— Start of INFORMATION SUPPLIED —

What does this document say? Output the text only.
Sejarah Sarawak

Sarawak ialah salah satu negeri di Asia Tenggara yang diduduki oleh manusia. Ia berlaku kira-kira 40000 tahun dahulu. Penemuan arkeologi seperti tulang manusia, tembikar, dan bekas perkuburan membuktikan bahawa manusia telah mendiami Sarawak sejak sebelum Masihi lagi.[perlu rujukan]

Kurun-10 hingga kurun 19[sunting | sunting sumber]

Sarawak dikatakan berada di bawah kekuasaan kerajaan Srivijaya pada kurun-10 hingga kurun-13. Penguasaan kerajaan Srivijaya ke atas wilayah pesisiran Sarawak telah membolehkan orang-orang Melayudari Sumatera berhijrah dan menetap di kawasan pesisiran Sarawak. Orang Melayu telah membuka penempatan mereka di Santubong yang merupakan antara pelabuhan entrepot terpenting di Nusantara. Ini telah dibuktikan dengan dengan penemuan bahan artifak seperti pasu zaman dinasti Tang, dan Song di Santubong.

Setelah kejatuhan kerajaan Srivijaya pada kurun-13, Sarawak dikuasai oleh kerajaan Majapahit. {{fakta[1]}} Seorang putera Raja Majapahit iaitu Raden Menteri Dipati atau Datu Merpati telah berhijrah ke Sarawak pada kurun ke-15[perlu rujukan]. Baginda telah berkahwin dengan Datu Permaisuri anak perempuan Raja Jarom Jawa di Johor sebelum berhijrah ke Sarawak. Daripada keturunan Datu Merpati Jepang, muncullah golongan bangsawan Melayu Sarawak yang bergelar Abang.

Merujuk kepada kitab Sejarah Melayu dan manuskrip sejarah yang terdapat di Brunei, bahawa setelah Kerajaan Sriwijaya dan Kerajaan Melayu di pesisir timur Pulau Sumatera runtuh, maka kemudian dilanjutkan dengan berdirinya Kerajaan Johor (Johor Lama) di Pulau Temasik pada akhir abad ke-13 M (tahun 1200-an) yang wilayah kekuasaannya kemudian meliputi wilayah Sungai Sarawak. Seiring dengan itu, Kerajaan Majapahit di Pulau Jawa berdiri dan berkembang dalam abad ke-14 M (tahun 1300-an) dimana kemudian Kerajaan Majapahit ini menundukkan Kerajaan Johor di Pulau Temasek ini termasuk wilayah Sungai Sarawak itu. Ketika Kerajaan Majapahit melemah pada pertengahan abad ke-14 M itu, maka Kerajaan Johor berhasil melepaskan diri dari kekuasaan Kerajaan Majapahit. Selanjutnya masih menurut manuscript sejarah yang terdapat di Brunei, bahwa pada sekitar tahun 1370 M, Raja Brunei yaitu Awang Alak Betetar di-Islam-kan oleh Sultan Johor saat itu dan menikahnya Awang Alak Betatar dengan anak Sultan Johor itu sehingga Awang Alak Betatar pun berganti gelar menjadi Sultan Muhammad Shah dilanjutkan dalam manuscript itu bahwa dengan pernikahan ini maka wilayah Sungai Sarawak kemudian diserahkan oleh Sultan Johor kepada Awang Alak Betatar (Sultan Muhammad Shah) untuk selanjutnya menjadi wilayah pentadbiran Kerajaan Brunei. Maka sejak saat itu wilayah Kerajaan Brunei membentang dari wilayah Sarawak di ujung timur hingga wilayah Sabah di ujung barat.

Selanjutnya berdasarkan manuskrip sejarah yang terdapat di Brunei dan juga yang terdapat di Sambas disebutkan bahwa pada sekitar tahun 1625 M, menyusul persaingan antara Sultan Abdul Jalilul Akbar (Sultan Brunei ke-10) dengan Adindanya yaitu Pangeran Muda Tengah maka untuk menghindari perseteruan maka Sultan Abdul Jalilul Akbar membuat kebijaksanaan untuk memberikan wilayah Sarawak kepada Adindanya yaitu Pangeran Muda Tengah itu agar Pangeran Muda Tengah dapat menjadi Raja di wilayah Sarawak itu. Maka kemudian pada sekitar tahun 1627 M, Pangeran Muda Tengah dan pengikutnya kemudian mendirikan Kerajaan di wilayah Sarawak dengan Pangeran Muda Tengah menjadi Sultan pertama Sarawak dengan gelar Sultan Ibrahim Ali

— End of INFORMATION SUPPLIED —

Work out how many lines in the records above hold the string "berhijrah", then give only that count.

2